Posted by Iain McClatchie on November 18, 2005, 7:29 pm
Daestrom> Two surfaces spaced a modest 1/2 inch apart with
Daestrom> emissivity/abortivity of about 0.5, with temperatures
Daestrom> of 460 R and 461 R will have a net radiant flux of
Daestrom> q' = emissivity*Stefan-Boltzmann * (461^4 - 460^4)
Daestrom> = 0.34 BTU/hr-ft^2 (R-value of 3.0).
Seems like the air-gapped foil-backed insulation's R-value is
dependent on the foil temp.
i^4 - (i-d)^4
= -4i^3d +6i^2d^2 -4id^3 +d^4
So the air gap heat flow is just about linear with delta-T, but
goes up as the cube of ambient temp. So while you got an
R-value of 3.0 for the interior of a cold refrigerator, the same
foil against the interior of a house would see an R-value of 2.0.
Seems like the R-value would be a lot higher if the foil faces
the cold side. If it's -30 F outside, R-value of that gap is 3.75.
Posted by nicksanspam on November 18, 2005, 10:09 pm
What 1/2"? Why 0.5? Most materials are closer to 1.
= i^4 -(i^2-2d+d^2)(i^2-2d+d^2)
= i^4 -(i^4-2i^2d+i^2d^2-2i^2d+4d^2-2d^3+i^2d^2-2d^3+d^4)
= 4i^2d-2i^2d^2 -4d^2+4d^3 -d^4
Yes, with a + vs -, if i>>d.
You've just reinvented the "linearized radiation conductance" :-)
G = 4x0.1714x10^-8Tm^3 Btu/h-F-ft^2, where Tm is the mean Rankine temp.
But air spaces also transfer heat by convection and conduction...
That also depends on convection and conduction, which depend on the temp diff
and the direction of heatflow.
Our local college keeps liquid helium for their electron microscope's
superconducting magnet in a Dewar vacuum flask surrounded by liquid
nitrogen, with insulation around that.
H2 boils at 4.2 K. N2 boils at 77.3 K. So 2 mirrors with e = 0.03 would lose
5.67x10^-8x0.03x40.75^3 = 0.000115 W/m^2C by radiation, ie 0.00002027
Btu/h-F-ft^2, ie US R49335, vs an R20 house wall.
Posted by daestrom on November 19, 2005, 6:15 pm
1/2" is just typical spacing between glazing on double-paned windows. It
doesn't factor into radiant transfer if the two surfaces are flat planes
whose area is >> spacing between them. Yes, the emissivity of many
materials are higher than 0.5. But the example (half of which has been
snipped here) compared the radiant heat loss with/without a low-e coating,
versus the conduction of having two films in direct contact. (remember Duane
had questioned why I said that emissivity is 'pretty much irrelavent' if
there is no air-gap).
The absolute temperature of most building materials is >> the delta
temperature between said materials.
The affects of convection and conduction were already discussed. Those
affects far outweigh the effects of radiant heat transfer in most building
applications. Only after reducing conduction with conventional insulation,
and controlling convection by properly designed air-gaps, does the use of
low-e coatings become a significant factor.

> TASKS AND EXERCISES:
**A.** Reproduce the forum thread on radiant heat transfer word for word, everything from "i^4 - (i-d)^4" down to "gap is 3.75.".
**B.** In the forum thread on radiant heat transfer, how does the local college store the liquid helium for its electron microscope's superconducting magnet?
**C.** In the forum thread on radiant heat transfer, why does Iain McClatchie expect the same foil to give an R-value of 2.0 against the interior of a house when it gave 3.0 inside a cold refrigerator? Answer in one to three sentences.

> LISTED ENTRIES:
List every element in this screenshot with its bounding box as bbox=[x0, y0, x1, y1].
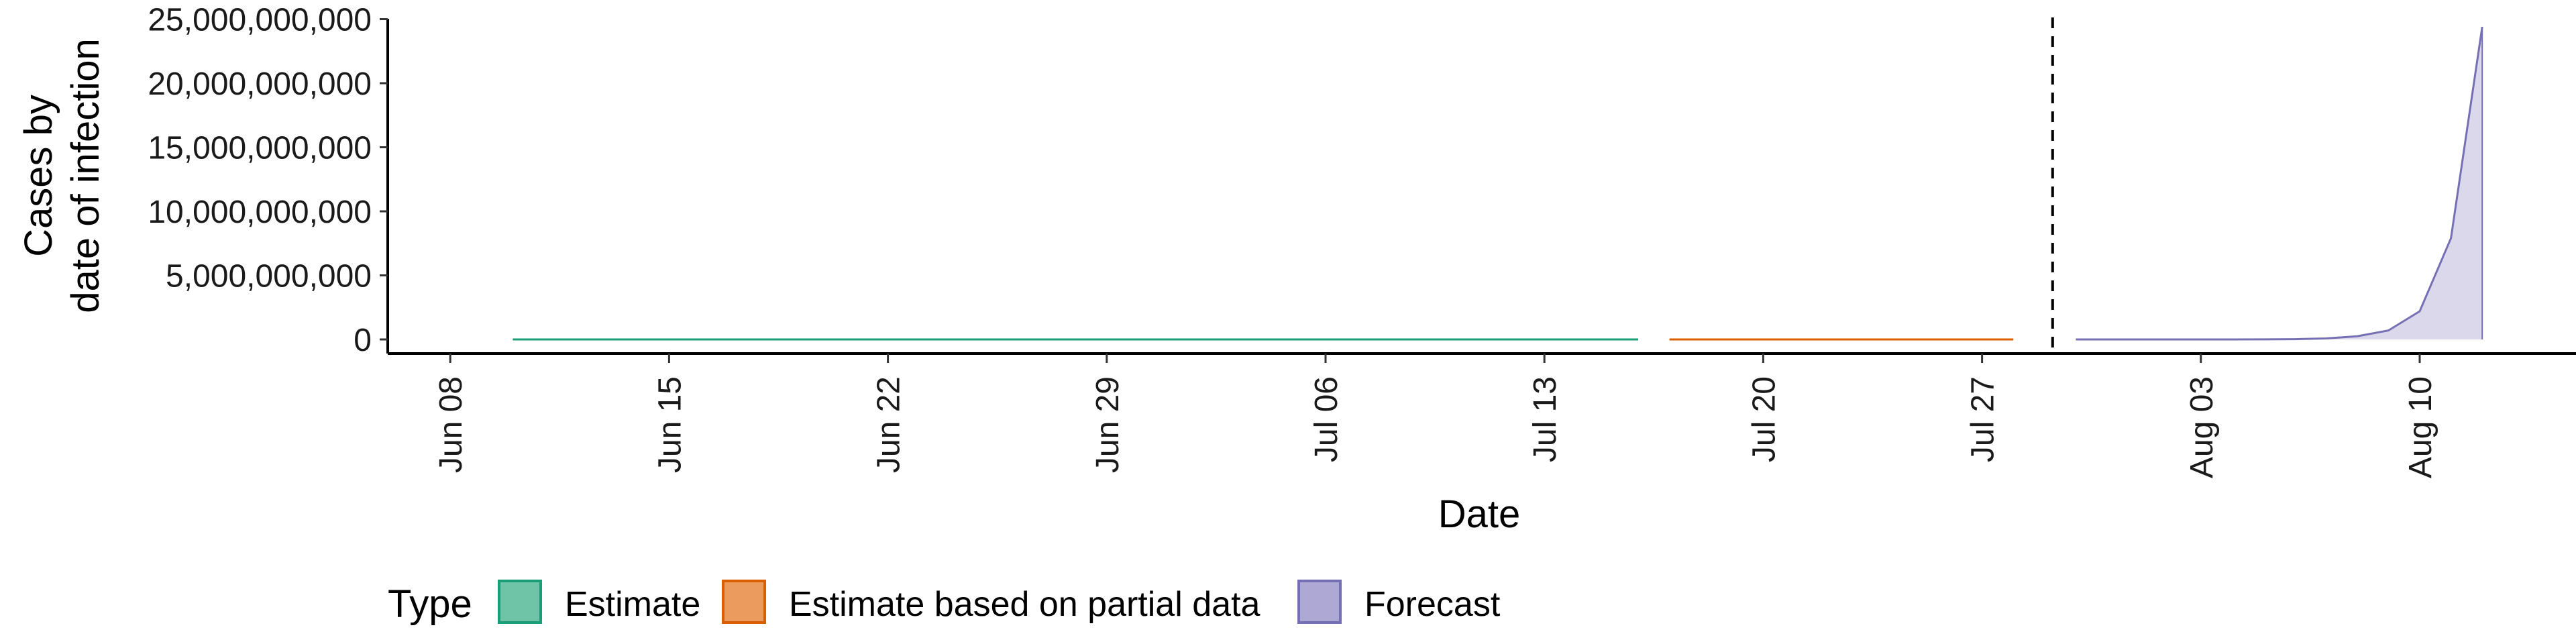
x-tick-label: Jul 13 bbox=[1527, 376, 1563, 462]
x-tick-label: Jun 08 bbox=[433, 376, 469, 473]
x-tick-label: Jun 22 bbox=[871, 376, 907, 473]
y-tick-label: 15,000,000,000 bbox=[148, 131, 372, 166]
legend-swatch-estimate-based-on-partial-data bbox=[722, 580, 766, 624]
y-tick-label: 20,000,000,000 bbox=[148, 66, 372, 102]
legend-label-estimate-based-on-partial-data: Estimate based on partial data bbox=[789, 585, 1260, 624]
legend-swatch-forecast bbox=[1297, 580, 1342, 624]
legend-label-forecast: Forecast bbox=[1364, 585, 1501, 624]
y-tick-label: 25,000,000,000 bbox=[148, 3, 372, 38]
x-axis-title: Date bbox=[1438, 492, 1521, 536]
x-tick-label: Jun 29 bbox=[1090, 376, 1126, 473]
y-tick-label: 10,000,000,000 bbox=[148, 195, 372, 230]
x-tick-label: Jul 06 bbox=[1309, 376, 1344, 462]
y-axis-title: Cases by date of infection bbox=[17, 38, 107, 313]
plot-area: 0 5,000,000,000 10,000,000,000 15,000,000,0… bbox=[148, 3, 2576, 478]
x-tick-label: Jun 15 bbox=[652, 376, 688, 473]
legend-swatch-estimate bbox=[498, 580, 542, 624]
legend-label-estimate: Estimate bbox=[565, 585, 700, 624]
x-tick-label: Jul 20 bbox=[1746, 376, 1782, 462]
legend: Type Estimate Estimate based on partial da… bbox=[388, 580, 1501, 626]
y-axis-title-line-1: Cases by bbox=[17, 95, 60, 257]
y-axis-title-line-2: date of infection bbox=[64, 38, 107, 313]
series-line-forecast bbox=[2076, 26, 2483, 341]
x-tick-label: Jul 27 bbox=[1966, 376, 2001, 462]
legend-title: Type bbox=[388, 582, 472, 626]
x-tick-label: Aug 03 bbox=[2184, 376, 2220, 478]
series-area-forecast bbox=[2076, 27, 2483, 339]
y-tick-label: 0 bbox=[354, 323, 372, 358]
y-tick-label: 5,000,000,000 bbox=[166, 259, 372, 294]
x-tick-label: Aug 10 bbox=[2403, 376, 2438, 478]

> ANSWERS FOR THIS EXERCISE:
**A.**
i^4 - (i-d)^4
= -4i^3d +6i^2d^2 -4id^3 +d^4
So the air gap heat flow is just about linear with delta-T, but
goes up as the cube of ambient temp. So while you got an
R-value of 3.0 for the interior of a cold refrigerator, the same
foil against the interior of a house would see an R-value of 2.0.
Seems like the R-value would be a lot higher if the foil faces
the cold side. If it's -30 F outside, R-value of that gap is 3.75.

**B.** In a Dewar vacuum flask surrounded by liquid nitrogen, with insulation around that.

**C.** He finds that heat flow across the air gap is roughly linear with the temperature difference but rises as the cube of the ambient temperature. At the warmer temperature inside a house, more heat crosses the gap, so the R-value drops from 3.0 to 2.0.